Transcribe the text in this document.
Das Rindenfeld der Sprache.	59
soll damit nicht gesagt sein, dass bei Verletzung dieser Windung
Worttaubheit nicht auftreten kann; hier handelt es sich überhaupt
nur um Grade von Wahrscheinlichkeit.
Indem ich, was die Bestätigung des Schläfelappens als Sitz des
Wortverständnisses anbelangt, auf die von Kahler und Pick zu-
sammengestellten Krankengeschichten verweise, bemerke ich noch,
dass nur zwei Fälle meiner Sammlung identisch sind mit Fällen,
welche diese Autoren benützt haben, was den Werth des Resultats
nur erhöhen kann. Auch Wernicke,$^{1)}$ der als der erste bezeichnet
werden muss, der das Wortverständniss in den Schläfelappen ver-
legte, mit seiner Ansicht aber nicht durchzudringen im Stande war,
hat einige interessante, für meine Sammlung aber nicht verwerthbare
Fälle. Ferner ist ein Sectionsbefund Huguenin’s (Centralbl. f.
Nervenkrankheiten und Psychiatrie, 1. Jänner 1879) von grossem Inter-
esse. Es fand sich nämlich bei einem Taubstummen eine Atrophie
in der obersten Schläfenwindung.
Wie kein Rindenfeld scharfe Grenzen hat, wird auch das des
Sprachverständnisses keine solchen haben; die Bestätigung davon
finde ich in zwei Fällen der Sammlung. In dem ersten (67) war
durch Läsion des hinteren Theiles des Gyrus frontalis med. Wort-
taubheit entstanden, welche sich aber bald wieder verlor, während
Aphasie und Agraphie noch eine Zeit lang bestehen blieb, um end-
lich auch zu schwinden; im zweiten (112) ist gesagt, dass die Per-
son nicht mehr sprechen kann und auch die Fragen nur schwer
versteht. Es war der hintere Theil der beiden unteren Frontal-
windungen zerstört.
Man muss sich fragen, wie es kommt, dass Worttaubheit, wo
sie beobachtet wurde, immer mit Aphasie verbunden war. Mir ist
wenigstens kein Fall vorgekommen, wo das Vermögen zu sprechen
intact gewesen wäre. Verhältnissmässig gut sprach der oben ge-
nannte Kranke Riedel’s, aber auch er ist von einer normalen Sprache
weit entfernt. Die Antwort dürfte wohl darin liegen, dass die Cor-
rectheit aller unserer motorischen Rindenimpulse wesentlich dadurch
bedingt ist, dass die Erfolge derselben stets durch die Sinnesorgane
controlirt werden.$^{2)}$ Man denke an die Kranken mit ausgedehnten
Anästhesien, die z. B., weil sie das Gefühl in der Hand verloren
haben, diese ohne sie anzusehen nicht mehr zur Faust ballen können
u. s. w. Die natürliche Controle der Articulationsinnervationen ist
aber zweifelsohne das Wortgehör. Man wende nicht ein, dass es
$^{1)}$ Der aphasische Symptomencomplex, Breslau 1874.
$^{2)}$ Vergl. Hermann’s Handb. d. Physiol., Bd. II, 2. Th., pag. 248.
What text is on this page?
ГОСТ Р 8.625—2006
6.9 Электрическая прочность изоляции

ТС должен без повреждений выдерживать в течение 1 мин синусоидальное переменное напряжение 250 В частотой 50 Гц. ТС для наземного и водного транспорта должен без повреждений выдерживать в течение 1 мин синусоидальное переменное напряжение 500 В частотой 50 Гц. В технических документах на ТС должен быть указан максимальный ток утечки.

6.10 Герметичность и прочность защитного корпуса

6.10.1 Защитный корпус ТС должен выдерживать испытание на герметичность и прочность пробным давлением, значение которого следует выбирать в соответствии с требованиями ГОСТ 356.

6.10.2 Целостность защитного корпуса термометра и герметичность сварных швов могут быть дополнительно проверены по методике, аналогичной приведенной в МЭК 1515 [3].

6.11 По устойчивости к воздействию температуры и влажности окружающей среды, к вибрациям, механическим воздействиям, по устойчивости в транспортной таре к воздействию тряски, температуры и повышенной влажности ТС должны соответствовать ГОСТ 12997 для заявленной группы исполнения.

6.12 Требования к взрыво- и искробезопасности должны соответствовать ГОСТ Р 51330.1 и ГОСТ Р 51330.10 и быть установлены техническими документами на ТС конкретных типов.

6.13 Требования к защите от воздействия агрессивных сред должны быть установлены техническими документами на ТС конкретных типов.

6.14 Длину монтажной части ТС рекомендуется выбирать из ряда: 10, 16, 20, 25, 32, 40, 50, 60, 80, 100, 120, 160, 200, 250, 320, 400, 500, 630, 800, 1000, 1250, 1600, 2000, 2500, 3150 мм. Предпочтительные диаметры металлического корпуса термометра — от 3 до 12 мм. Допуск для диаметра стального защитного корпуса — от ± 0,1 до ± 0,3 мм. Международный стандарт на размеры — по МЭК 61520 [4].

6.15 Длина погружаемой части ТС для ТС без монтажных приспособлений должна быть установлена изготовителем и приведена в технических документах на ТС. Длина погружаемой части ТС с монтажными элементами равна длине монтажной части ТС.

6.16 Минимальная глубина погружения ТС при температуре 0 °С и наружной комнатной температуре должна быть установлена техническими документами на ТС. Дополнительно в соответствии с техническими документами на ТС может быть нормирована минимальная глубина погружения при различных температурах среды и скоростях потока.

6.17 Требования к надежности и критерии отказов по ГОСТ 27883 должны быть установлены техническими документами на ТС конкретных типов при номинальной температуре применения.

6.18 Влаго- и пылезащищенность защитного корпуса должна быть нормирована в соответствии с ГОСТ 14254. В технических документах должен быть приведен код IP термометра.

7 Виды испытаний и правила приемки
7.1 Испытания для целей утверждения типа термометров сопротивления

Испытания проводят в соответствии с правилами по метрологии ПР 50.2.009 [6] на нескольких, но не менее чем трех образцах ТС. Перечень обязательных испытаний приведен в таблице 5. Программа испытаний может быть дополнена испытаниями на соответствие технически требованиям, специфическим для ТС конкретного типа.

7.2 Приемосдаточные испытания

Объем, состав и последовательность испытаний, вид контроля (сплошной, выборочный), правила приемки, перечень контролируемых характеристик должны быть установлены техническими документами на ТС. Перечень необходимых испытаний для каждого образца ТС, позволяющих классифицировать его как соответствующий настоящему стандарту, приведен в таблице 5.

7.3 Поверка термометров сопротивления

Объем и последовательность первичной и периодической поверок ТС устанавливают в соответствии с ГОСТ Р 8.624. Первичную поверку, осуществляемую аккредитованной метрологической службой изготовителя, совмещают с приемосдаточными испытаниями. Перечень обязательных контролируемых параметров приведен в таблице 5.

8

» YOUR TASK
Copy out each line of the material that holds the word "Rindenfeld".

» REPLY
Das Rindenfeld der Sprache.	59
Wie kein Rindenfeld scharfe Grenzen hat, wird auch das des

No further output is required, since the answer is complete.